TASK TO COMPLETE >>
In this exercise, return the whole listing exactly, excluding any images.

********

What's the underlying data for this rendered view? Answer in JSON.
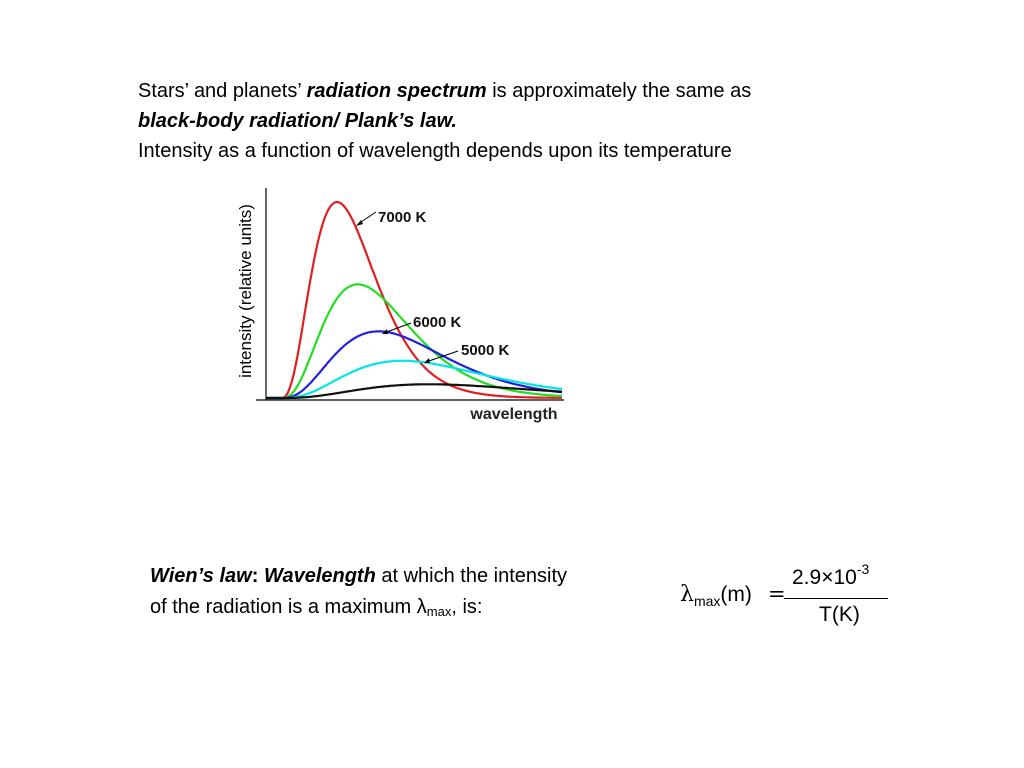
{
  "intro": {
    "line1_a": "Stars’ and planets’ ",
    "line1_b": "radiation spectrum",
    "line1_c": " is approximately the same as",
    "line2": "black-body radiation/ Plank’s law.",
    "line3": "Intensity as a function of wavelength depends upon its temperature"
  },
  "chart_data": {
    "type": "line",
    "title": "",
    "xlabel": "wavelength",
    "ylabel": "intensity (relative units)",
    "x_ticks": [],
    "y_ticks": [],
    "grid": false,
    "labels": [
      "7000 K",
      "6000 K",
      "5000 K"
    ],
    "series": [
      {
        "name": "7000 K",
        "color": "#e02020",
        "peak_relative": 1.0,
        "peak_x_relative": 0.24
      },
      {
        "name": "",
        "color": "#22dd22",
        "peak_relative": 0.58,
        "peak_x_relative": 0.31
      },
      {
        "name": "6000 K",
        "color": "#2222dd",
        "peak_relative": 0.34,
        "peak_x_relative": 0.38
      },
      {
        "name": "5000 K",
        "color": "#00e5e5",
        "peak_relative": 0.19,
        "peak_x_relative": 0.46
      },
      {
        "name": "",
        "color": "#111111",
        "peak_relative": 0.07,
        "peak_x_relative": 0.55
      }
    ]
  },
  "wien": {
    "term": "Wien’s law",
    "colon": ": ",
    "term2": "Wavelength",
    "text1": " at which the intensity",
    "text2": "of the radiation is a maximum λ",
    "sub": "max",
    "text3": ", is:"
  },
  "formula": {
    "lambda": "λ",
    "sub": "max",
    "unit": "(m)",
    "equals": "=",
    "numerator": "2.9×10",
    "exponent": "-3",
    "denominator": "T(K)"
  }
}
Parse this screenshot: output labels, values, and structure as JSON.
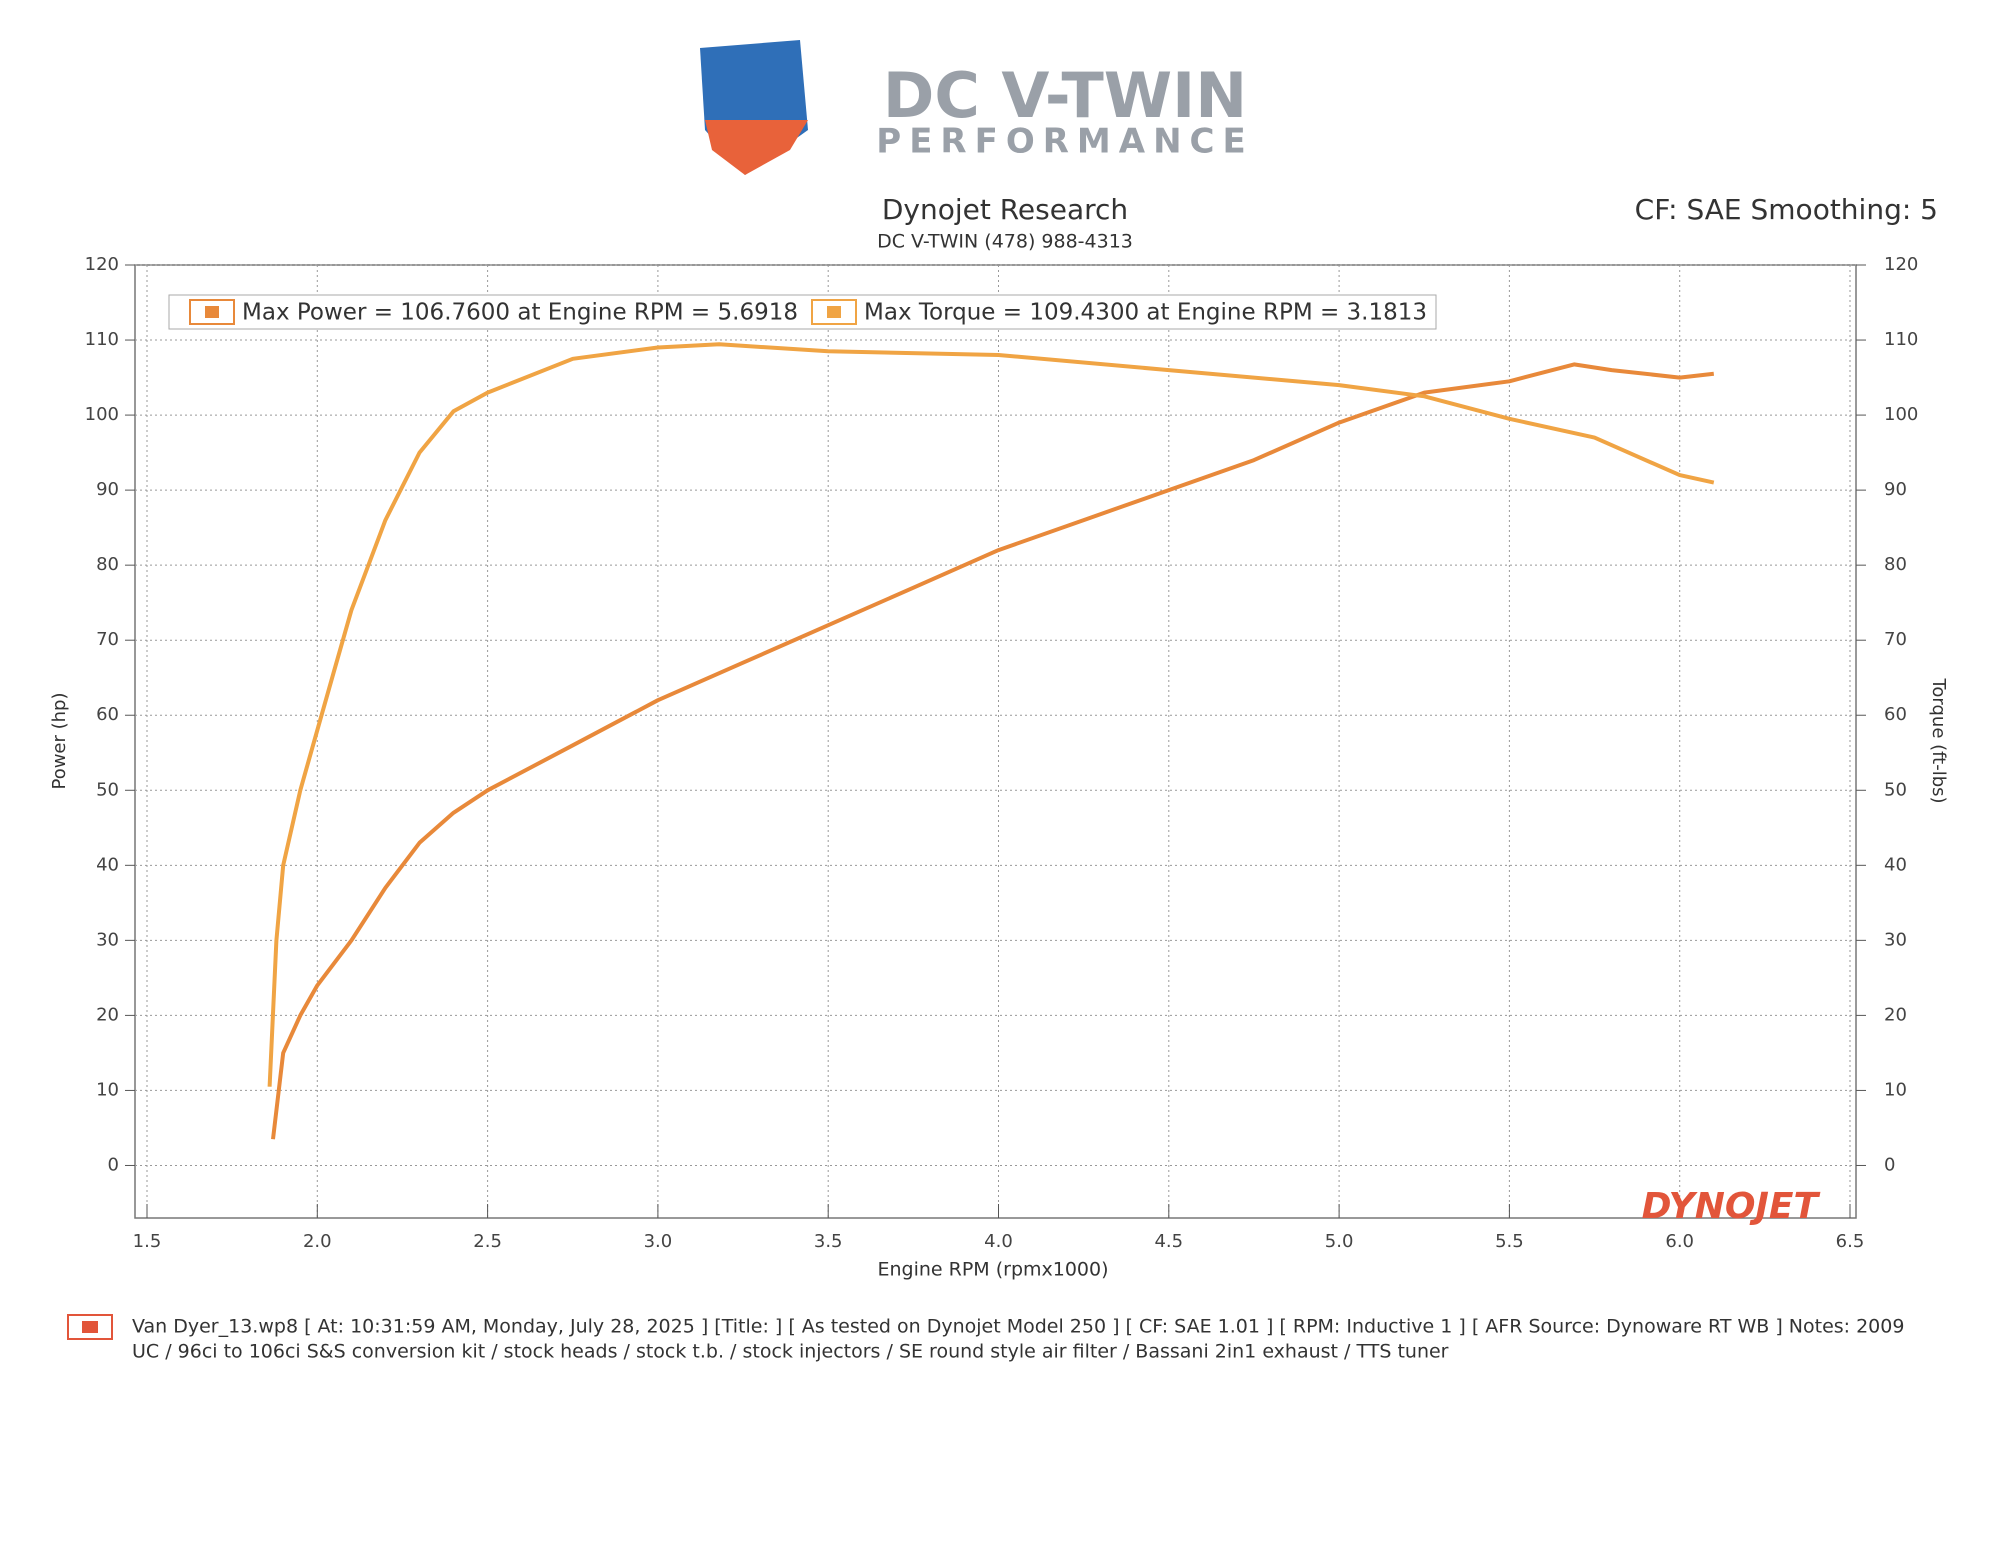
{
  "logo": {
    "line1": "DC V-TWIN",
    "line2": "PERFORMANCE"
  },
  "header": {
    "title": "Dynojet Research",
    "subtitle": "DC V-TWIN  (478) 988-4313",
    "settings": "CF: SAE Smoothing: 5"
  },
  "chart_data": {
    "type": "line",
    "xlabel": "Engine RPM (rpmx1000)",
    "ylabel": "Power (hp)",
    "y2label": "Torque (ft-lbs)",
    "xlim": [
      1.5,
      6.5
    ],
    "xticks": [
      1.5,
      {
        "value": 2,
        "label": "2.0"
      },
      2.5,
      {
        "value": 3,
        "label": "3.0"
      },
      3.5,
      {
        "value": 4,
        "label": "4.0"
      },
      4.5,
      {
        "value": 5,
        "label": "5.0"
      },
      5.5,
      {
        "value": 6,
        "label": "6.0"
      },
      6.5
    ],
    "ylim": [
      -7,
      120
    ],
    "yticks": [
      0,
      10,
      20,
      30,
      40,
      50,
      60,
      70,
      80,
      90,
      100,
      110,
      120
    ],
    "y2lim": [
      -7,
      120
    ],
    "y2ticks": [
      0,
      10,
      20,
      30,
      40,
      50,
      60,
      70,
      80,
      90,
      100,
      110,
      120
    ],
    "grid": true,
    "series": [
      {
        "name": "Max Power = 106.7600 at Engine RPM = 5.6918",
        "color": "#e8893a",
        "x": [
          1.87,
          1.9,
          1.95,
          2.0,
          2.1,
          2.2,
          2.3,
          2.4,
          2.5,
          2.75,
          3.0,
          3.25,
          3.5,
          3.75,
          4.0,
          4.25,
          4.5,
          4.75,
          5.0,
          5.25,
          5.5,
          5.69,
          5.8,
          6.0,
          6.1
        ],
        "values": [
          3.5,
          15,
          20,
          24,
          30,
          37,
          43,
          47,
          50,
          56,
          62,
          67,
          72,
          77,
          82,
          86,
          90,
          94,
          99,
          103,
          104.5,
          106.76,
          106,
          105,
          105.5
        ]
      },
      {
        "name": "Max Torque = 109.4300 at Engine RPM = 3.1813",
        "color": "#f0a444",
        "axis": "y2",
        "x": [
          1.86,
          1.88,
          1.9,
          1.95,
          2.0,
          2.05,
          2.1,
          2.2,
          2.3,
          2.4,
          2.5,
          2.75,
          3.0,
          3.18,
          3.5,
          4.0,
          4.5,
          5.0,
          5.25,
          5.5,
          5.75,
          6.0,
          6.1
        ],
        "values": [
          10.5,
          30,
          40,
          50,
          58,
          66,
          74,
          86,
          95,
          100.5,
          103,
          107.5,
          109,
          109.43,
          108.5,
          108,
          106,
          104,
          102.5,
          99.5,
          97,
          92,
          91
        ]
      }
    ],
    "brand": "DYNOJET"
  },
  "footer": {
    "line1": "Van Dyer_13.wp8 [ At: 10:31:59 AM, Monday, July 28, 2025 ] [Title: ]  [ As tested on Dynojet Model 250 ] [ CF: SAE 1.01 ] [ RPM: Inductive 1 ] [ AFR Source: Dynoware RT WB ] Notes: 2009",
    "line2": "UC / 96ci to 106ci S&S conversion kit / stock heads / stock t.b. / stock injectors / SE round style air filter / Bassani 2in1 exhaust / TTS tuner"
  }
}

********

SOLUTION TO THIS PROBLEM >>
What's the underlying data for this rendered view? Answer in JSON.
{
  "intro": {
    "line1_a": "Stars’ and planets’ ",
    "line1_b": "radiation spectrum",
    "line1_c": " is approximately the same as",
    "line2": "black-body radiation/ Plank’s law.",
    "line3": "Intensity as a function of wavelength depends upon its temperature"
  },
  "chart_data": {
    "type": "line",
    "title": "",
    "xlabel": "wavelength",
    "ylabel": "intensity (relative units)",
    "x_ticks": [],
    "y_ticks": [],
    "grid": false,
    "labels": [
      "7000 K",
      "6000 K",
      "5000 K"
    ],
    "series": [
      {
        "name": "7000 K",
        "color": "#e02020",
        "peak_relative": 1.0,
        "peak_x_relative": 0.24
      },
      {
        "name": "",
        "color": "#22dd22",
        "peak_relative": 0.58,
        "peak_x_relative": 0.31
      },
      {
        "name": "6000 K",
        "color": "#2222dd",
        "peak_relative": 0.34,
        "peak_x_relative": 0.38
      },
      {
        "name": "5000 K",
        "color": "#00e5e5",
        "peak_relative": 0.19,
        "peak_x_relative": 0.46
      },
      {
        "name": "",
        "color": "#111111",
        "peak_relative": 0.07,
        "peak_x_relative": 0.55
      }
    ]
  },
  "wien": {
    "term": "Wien’s law",
    "colon": ": ",
    "term2": "Wavelength",
    "text1": " at which the intensity",
    "text2": "of the radiation is a maximum λ",
    "sub": "max",
    "text3": ", is:"
  },
  "formula": {
    "lambda": "λ",
    "sub": "max",
    "unit": "(m)",
    "equals": "=",
    "numerator": "2.9×10",
    "exponent": "-3",
    "denominator": "T(K)"
  }
}
Parse this screenshot: output labels, values, and structure as JSON.
{
  "logo": {
    "line1": "DC V-TWIN",
    "line2": "PERFORMANCE"
  },
  "header": {
    "title": "Dynojet Research",
    "subtitle": "DC V-TWIN  (478) 988-4313",
    "settings": "CF: SAE Smoothing: 5"
  },
  "chart_data": {
    "type": "line",
    "xlabel": "Engine RPM (rpmx1000)",
    "ylabel": "Power (hp)",
    "y2label": "Torque (ft-lbs)",
    "xlim": [
      1.5,
      6.5
    ],
    "xticks": [
      1.5,
      {
        "value": 2,
        "label": "2.0"
      },
      2.5,
      {
        "value": 3,
        "label": "3.0"
      },
      3.5,
      {
        "value": 4,
        "label": "4.0"
      },
      4.5,
      {
        "value": 5,
        "label": "5.0"
      },
      5.5,
      {
        "value": 6,
        "label": "6.0"
      },
      6.5
    ],
    "ylim": [
      -7,
      120
    ],
    "yticks": [
      0,
      10,
      20,
      30,
      40,
      50,
      60,
      70,
      80,
      90,
      100,
      110,
      120
    ],
    "y2lim": [
      -7,
      120
    ],
    "y2ticks": [
      0,
      10,
      20,
      30,
      40,
      50,
      60,
      70,
      80,
      90,
      100,
      110,
      120
    ],
    "grid": true,
    "series": [
      {
        "name": "Max Power = 106.7600 at Engine RPM = 5.6918",
        "color": "#e8893a",
        "x": [
          1.87,
          1.9,
          1.95,
          2.0,
          2.1,
          2.2,
          2.3,
          2.4,
          2.5,
          2.75,
          3.0,
          3.25,
          3.5,
          3.75,
          4.0,
          4.25,
          4.5,
          4.75,
          5.0,
          5.25,
          5.5,
          5.69,
          5.8,
          6.0,
          6.1
        ],
        "values": [
          3.5,
          15,
          20,
          24,
          30,
          37,
          43,
          47,
          50,
          56,
          62,
          67,
          72,
          77,
          82,
          86,
          90,
          94,
          99,
          103,
          104.5,
          106.76,
          106,
          105,
          105.5
        ]
      },
      {
        "name": "Max Torque = 109.4300 at Engine RPM = 3.1813",
        "color": "#f0a444",
        "axis": "y2",
        "x": [
          1.86,
          1.88,
          1.9,
          1.95,
          2.0,
          2.05,
          2.1,
          2.2,
          2.3,
          2.4,
          2.5,
          2.75,
          3.0,
          3.18,
          3.5,
          4.0,
          4.5,
          5.0,
          5.25,
          5.5,
          5.75,
          6.0,
          6.1
        ],
        "values": [
          10.5,
          30,
          40,
          50,
          58,
          66,
          74,
          86,
          95,
          100.5,
          103,
          107.5,
          109,
          109.43,
          108.5,
          108,
          106,
          104,
          102.5,
          99.5,
          97,
          92,
          91
        ]
      }
    ],
    "brand": "DYNOJET"
  },
  "footer": {
    "line1": "Van Dyer_13.wp8 [ At: 10:31:59 AM, Monday, July 28, 2025 ] [Title: ]  [ As tested on Dynojet Model 250 ] [ CF: SAE 1.01 ] [ RPM: Inductive 1 ] [ AFR Source: Dynoware RT WB ] Notes: 2009",
    "line2": "UC / 96ci to 106ci S&S conversion kit / stock heads / stock t.b. / stock injectors / SE round style air filter / Bassani 2in1 exhaust / TTS tuner"
  }
}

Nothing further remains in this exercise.